begin EXERCISE INPUT
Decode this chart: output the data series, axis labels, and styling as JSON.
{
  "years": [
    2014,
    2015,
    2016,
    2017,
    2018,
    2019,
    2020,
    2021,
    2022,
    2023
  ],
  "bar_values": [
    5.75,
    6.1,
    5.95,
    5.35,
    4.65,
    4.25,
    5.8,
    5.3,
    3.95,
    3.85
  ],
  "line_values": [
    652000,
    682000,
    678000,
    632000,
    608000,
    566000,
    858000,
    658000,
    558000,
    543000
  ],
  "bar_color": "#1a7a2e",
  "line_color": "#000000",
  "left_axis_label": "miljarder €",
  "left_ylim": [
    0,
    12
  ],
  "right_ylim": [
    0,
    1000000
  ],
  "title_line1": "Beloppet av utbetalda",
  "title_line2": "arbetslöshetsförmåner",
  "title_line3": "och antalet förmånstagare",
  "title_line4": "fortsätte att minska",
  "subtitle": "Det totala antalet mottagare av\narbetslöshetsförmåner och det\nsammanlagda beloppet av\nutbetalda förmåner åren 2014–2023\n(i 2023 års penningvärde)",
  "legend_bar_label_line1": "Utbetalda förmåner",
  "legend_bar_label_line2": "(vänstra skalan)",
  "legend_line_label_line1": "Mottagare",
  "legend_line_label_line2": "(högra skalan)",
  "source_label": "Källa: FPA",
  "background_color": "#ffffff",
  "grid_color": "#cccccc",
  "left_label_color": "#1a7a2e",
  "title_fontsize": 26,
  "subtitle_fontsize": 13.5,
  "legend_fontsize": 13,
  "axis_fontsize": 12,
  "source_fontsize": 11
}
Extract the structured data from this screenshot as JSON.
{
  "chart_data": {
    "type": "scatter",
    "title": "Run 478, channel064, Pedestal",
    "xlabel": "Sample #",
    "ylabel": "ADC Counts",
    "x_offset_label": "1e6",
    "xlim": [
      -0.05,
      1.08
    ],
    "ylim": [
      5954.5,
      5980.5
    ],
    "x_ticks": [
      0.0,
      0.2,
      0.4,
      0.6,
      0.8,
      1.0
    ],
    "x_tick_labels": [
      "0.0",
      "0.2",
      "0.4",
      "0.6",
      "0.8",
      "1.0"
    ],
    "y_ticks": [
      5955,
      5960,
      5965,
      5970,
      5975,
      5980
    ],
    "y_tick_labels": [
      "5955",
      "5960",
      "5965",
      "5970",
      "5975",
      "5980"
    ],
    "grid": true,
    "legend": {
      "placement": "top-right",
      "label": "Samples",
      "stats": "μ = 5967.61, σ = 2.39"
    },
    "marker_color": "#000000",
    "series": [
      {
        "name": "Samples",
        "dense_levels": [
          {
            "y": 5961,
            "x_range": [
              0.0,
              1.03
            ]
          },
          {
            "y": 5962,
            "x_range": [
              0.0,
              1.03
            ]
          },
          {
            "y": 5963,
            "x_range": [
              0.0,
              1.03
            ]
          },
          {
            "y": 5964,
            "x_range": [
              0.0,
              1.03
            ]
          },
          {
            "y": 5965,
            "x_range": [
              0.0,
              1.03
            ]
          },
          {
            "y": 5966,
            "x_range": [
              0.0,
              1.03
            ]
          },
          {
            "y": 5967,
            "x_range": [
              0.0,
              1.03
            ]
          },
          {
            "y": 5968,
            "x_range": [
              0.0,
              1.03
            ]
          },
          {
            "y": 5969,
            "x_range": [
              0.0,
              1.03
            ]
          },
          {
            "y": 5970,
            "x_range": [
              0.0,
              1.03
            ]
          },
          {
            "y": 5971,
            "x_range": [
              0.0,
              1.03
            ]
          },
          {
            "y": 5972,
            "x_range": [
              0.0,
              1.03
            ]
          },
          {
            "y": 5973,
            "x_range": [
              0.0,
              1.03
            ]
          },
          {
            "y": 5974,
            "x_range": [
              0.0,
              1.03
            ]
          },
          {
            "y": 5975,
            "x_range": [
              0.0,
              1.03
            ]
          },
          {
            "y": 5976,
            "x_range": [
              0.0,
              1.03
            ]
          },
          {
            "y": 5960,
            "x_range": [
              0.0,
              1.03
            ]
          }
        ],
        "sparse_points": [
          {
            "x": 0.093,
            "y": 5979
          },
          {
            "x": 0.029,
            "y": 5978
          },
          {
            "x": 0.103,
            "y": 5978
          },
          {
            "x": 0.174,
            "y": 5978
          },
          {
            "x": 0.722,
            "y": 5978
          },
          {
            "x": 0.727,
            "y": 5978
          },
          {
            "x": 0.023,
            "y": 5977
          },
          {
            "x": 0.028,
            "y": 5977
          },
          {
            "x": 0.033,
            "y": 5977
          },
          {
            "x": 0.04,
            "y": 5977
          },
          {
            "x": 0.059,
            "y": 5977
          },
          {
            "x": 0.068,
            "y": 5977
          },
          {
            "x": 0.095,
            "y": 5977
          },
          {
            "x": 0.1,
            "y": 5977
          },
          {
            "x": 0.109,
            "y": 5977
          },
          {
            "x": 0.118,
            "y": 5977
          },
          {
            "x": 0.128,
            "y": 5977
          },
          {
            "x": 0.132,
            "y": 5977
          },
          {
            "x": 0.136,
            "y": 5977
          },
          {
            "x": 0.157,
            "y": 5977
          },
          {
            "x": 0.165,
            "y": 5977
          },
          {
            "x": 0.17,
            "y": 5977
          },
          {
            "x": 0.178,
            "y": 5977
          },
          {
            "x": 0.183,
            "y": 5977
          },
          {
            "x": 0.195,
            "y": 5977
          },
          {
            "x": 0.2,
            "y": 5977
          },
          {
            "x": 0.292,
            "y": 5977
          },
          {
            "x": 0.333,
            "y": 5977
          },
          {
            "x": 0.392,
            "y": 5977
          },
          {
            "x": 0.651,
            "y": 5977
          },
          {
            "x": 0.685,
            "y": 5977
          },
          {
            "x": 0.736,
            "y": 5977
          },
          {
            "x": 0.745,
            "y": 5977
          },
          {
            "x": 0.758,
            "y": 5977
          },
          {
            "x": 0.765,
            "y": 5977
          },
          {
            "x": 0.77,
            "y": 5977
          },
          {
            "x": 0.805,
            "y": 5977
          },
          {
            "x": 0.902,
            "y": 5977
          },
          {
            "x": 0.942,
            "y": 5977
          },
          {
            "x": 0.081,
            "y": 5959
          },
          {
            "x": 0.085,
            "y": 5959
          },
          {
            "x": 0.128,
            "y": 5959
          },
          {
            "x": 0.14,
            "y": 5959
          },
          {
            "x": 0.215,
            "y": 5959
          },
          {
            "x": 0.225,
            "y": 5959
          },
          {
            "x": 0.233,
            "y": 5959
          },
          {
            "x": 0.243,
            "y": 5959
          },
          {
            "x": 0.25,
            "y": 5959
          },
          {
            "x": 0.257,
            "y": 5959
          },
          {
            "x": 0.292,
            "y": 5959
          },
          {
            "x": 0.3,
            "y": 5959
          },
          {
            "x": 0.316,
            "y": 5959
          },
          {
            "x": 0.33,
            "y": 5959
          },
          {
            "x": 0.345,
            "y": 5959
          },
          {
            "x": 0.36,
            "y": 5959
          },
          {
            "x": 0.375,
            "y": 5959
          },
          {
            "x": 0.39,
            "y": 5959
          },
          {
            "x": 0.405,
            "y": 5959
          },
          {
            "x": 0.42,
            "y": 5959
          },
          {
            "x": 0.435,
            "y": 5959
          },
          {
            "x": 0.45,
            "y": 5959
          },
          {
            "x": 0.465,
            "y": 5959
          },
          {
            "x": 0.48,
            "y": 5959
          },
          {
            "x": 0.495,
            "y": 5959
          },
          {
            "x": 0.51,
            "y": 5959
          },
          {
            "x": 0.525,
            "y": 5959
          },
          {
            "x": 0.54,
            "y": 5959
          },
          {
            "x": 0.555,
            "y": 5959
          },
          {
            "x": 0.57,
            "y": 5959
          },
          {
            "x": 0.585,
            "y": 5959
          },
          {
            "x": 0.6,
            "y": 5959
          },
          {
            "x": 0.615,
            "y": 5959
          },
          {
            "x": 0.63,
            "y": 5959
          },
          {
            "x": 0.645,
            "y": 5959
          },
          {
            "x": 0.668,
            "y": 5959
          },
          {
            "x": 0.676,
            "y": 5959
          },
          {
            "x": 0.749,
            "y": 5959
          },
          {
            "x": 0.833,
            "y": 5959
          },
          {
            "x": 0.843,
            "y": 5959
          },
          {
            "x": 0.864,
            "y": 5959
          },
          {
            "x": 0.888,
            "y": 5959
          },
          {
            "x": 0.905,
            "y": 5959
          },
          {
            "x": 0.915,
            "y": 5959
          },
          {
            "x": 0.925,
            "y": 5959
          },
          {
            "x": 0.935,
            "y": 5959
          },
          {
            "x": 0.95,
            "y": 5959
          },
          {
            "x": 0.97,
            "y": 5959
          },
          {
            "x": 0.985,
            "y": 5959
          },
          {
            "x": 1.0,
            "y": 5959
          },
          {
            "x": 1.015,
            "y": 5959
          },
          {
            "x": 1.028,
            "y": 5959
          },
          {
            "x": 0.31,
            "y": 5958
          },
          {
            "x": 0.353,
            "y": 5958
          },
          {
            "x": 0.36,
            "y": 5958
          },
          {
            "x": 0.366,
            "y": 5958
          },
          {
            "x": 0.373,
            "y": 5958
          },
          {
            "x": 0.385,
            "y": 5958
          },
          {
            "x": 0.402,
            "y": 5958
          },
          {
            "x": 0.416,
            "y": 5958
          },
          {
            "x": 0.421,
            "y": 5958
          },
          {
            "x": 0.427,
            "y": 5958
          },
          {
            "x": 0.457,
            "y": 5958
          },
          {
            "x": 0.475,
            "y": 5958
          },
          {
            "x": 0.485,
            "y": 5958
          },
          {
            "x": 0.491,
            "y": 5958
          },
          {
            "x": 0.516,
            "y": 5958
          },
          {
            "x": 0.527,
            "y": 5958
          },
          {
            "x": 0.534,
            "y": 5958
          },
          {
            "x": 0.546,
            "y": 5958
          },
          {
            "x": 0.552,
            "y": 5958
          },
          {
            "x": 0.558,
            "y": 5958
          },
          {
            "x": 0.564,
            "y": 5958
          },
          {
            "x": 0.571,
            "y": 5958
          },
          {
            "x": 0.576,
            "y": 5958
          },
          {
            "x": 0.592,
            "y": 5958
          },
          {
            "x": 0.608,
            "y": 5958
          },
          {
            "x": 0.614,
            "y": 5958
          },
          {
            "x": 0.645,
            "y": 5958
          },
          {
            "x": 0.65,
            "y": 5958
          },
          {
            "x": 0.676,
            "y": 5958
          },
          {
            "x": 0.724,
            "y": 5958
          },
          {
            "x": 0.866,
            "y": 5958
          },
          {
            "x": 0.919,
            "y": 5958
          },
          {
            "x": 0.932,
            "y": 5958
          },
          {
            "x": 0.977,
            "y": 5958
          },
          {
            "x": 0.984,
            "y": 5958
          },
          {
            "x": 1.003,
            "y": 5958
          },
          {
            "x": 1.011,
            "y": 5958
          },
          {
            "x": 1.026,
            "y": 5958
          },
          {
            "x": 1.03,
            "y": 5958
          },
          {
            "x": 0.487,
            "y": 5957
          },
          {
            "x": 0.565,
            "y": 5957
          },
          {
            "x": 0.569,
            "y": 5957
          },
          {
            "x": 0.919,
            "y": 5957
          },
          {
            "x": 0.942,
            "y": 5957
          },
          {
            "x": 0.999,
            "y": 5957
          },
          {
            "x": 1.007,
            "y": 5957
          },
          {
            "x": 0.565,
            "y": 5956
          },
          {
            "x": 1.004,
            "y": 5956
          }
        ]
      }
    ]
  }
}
end EXERCISE INPUT
**YOUR OBJECTIVE**
Gather from the entries above all lines that include the string "skalan".

**FINISHED TASK**
  "legend_bar_label_line2": "(vänstra skalan)",
  "legend_line_label_line2": "(högra skalan)",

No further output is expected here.